***** Records provided

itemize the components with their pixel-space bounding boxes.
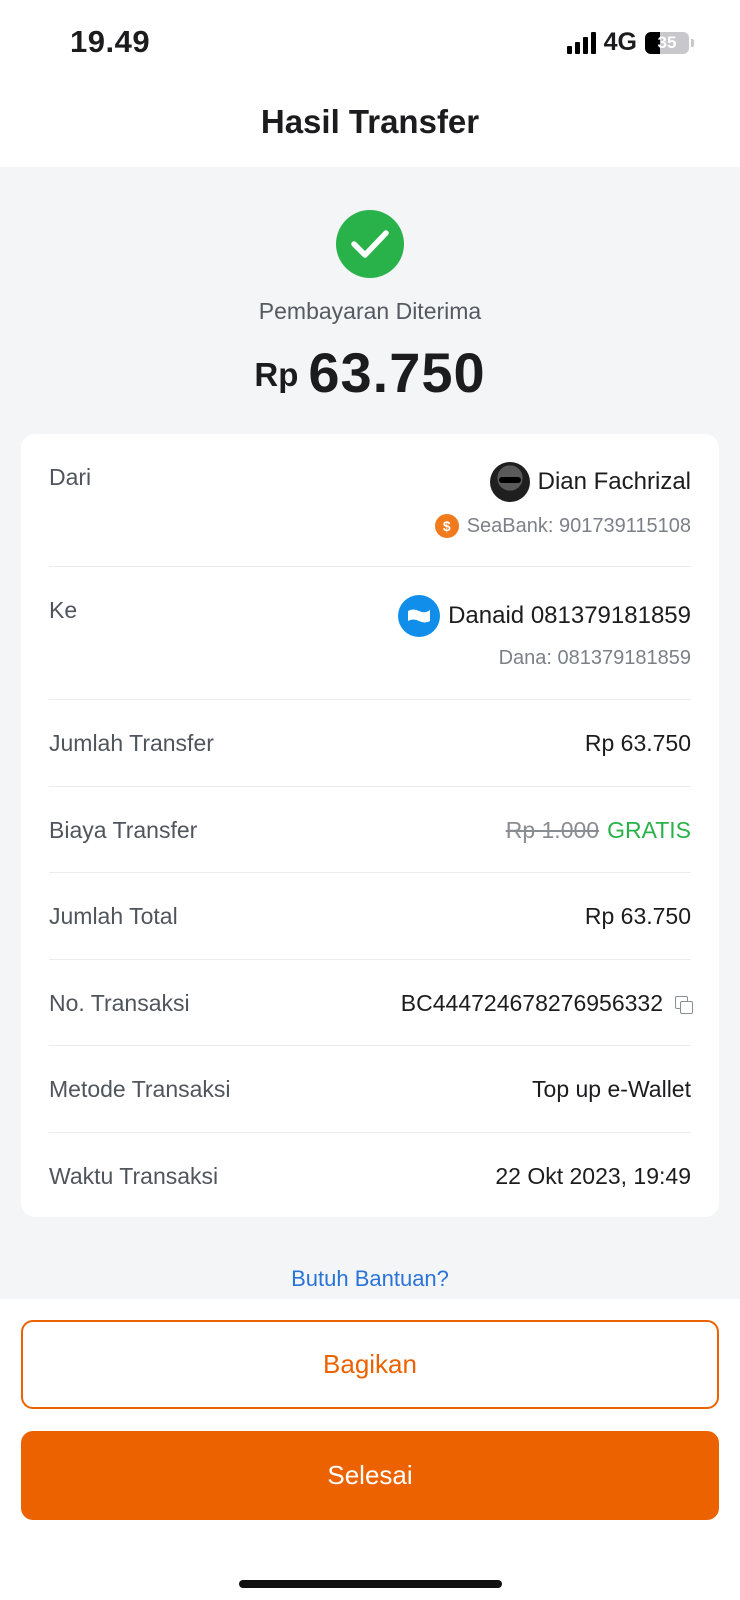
detail-row-fee: Biaya Transfer Rp 1.000 GRATIS <box>49 787 691 873</box>
method-label: Metode Transaksi <box>49 1076 231 1102</box>
battery-icon: 35 <box>645 31 689 54</box>
status-time: 19.49 <box>70 24 151 59</box>
method-value: Top up e-Wallet <box>532 1076 691 1102</box>
home-indicator[interactable] <box>239 1580 502 1588</box>
amount-detail-value: Rp 63.750 <box>584 730 691 756</box>
network-type: 4G <box>603 28 637 56</box>
recipient-name: Danaid 081379181859 <box>448 602 691 629</box>
amount-value: 63.750 <box>308 341 486 404</box>
transaction-details-card: Dari Dian Fachrizal $ SeaBank: 901739115… <box>21 434 719 1217</box>
top-bar: 19.49 4G 35 Hasil Transfer <box>0 0 740 167</box>
payment-status: Pembayaran Diterima <box>258 298 482 324</box>
fee-free-badge: GRATIS <box>607 816 691 843</box>
total-value: Rp 63.750 <box>584 903 691 929</box>
detail-row-total: Jumlah Total Rp 63.750 <box>49 873 691 960</box>
detail-row-from: Dari Dian Fachrizal $ SeaBank: 901739115… <box>49 434 691 567</box>
status-indicators: 4G 35 <box>566 28 694 57</box>
sender-avatar <box>489 462 530 502</box>
sender: Dian Fachrizal <box>489 462 691 502</box>
detail-row-transaction-no: No. Transaksi BC444724678276956332 <box>49 960 693 1046</box>
to-label: Ke <box>49 597 78 623</box>
dana-icon <box>398 595 441 637</box>
detail-row-method: Metode Transaksi Top up e-Wallet <box>49 1046 691 1133</box>
from-label: Dari <box>49 464 92 490</box>
sender-name: Dian Fachrizal <box>537 468 691 495</box>
copy-icon[interactable] <box>675 995 693 1014</box>
transaction-no-label: No. Transaksi <box>49 989 190 1016</box>
detail-row-time: Waktu Transaksi 22 Okt 2023, 19:49 <box>49 1133 691 1220</box>
transaction-no-value: BC444724678276956332 <box>400 989 663 1016</box>
recipient-account: Dana: 081379181859 <box>499 647 691 670</box>
recipient: Danaid 081379181859 <box>398 595 691 637</box>
page-title: Hasil Transfer <box>260 103 480 140</box>
done-button[interactable]: Selesai <box>21 1431 719 1520</box>
fee-label: Biaya Transfer <box>49 816 198 843</box>
time-label: Waktu Transaksi <box>49 1162 219 1189</box>
fee-value: Rp 1.000 GRATIS <box>506 817 691 844</box>
help-link[interactable]: Butuh Bantuan? <box>0 1266 740 1292</box>
time-value: 22 Okt 2023, 19:49 <box>495 1162 691 1189</box>
seabank-icon: $ <box>434 514 459 538</box>
recipient-account-number: Dana: 081379181859 <box>498 647 691 669</box>
transfer-result-screen: 19.49 4G 35 Hasil Transfer Pembayaran Di… <box>0 0 740 1600</box>
share-button[interactable]: Bagikan <box>21 1320 719 1409</box>
sender-account: $ SeaBank: 901739115108 <box>434 514 691 538</box>
success-check-icon <box>336 210 404 278</box>
transaction-no[interactable]: BC444724678276956332 <box>400 989 693 1017</box>
fee-original: Rp 1.000 <box>505 816 600 843</box>
detail-row-amount: Jumlah Transfer Rp 63.750 <box>49 700 691 787</box>
bottom-actions: Bagikan Selesai <box>0 1299 740 1600</box>
detail-row-to: Ke Danaid 081379181859 Dana: 08137918185… <box>49 567 691 700</box>
signal-icon <box>566 31 596 54</box>
amount-currency: Rp <box>254 356 299 393</box>
total-label: Jumlah Total <box>49 903 178 929</box>
battery-level: 35 <box>657 32 677 52</box>
transfer-amount: Rp 63.750 <box>0 340 740 405</box>
sender-account-number: SeaBank: 901739115108 <box>466 514 691 537</box>
amount-label: Jumlah Transfer <box>49 730 214 756</box>
battery-cap <box>691 38 694 47</box>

**********

What to do
Please rewrite every line of the entries above, switching "Selesai" to "Tutup" wherever it occurs and keeping everything else unchanged. Leave out the pictures.

Solution for this task
itemize the components with their pixel-space bounding boxes.
detail-row-fee: Biaya Transfer Rp 1.000 GRATIS <box>49 787 691 873</box>
method-label: Metode Transaksi <box>49 1076 231 1102</box>
battery-icon: 35 <box>645 31 689 54</box>
status-time: 19.49 <box>70 24 151 59</box>
method-value: Top up e-Wallet <box>532 1076 691 1102</box>
home-indicator[interactable] <box>239 1580 502 1588</box>
amount-detail-value: Rp 63.750 <box>584 730 691 756</box>
network-type: 4G <box>603 28 637 56</box>
recipient-name: Danaid 081379181859 <box>448 602 691 629</box>
amount-value: 63.750 <box>308 341 486 404</box>
transaction-details-card: Dari Dian Fachrizal $ SeaBank: 901739115… <box>21 434 719 1217</box>
top-bar: 19.49 4G 35 Hasil Transfer <box>0 0 740 167</box>
payment-status: Pembayaran Diterima <box>258 298 482 324</box>
fee-free-badge: GRATIS <box>607 816 691 843</box>
total-value: Rp 63.750 <box>584 903 691 929</box>
detail-row-total: Jumlah Total Rp 63.750 <box>49 873 691 960</box>
detail-row-from: Dari Dian Fachrizal $ SeaBank: 901739115… <box>49 434 691 567</box>
status-indicators: 4G 35 <box>566 28 694 57</box>
sender-avatar <box>489 462 530 502</box>
sender: Dian Fachrizal <box>489 462 691 502</box>
detail-row-transaction-no: No. Transaksi BC444724678276956332 <box>49 960 693 1046</box>
to-label: Ke <box>49 597 78 623</box>
dana-icon <box>398 595 441 637</box>
detail-row-method: Metode Transaksi Top up e-Wallet <box>49 1046 691 1133</box>
from-label: Dari <box>49 464 92 490</box>
sender-name: Dian Fachrizal <box>537 468 691 495</box>
copy-icon[interactable] <box>675 995 693 1014</box>
transaction-no-label: No. Transaksi <box>49 989 190 1016</box>
detail-row-time: Waktu Transaksi 22 Okt 2023, 19:49 <box>49 1133 691 1220</box>
transaction-no-value: BC444724678276956332 <box>400 989 663 1016</box>
recipient-account: Dana: 081379181859 <box>499 647 691 670</box>
recipient: Danaid 081379181859 <box>398 595 691 637</box>
page-title: Hasil Transfer <box>260 103 480 140</box>
done-button[interactable]: Tutup <box>21 1431 719 1520</box>
fee-label: Biaya Transfer <box>49 816 198 843</box>
time-label: Waktu Transaksi <box>49 1162 219 1189</box>
fee-value: Rp 1.000 GRATIS <box>506 817 691 844</box>
help-link[interactable]: Butuh Bantuan? <box>0 1266 740 1292</box>
time-value: 22 Okt 2023, 19:49 <box>495 1162 691 1189</box>
seabank-icon: $ <box>434 514 459 538</box>
recipient-account-number: Dana: 081379181859 <box>498 647 691 669</box>
transfer-result-screen: 19.49 4G 35 Hasil Transfer Pembayaran Di… <box>0 0 740 1600</box>
share-button[interactable]: Bagikan <box>21 1320 719 1409</box>
sender-account: $ SeaBank: 901739115108 <box>434 514 691 538</box>
success-check-icon <box>336 210 404 278</box>
transaction-no[interactable]: BC444724678276956332 <box>400 989 693 1017</box>
fee-original: Rp 1.000 <box>505 816 600 843</box>
detail-row-amount: Jumlah Transfer Rp 63.750 <box>49 700 691 787</box>
bottom-actions: Bagikan Tutup <box>0 1299 740 1600</box>
detail-row-to: Ke Danaid 081379181859 Dana: 08137918185… <box>49 567 691 700</box>
signal-icon <box>566 31 596 54</box>
amount-currency: Rp <box>254 356 299 393</box>
total-label: Jumlah Total <box>49 903 178 929</box>
battery-level: 35 <box>657 32 677 52</box>
transfer-amount: Rp 63.750 <box>0 340 740 405</box>
sender-account-number: SeaBank: 901739115108 <box>466 514 691 537</box>
amount-label: Jumlah Transfer <box>49 730 214 756</box>
battery-cap <box>691 38 694 47</box>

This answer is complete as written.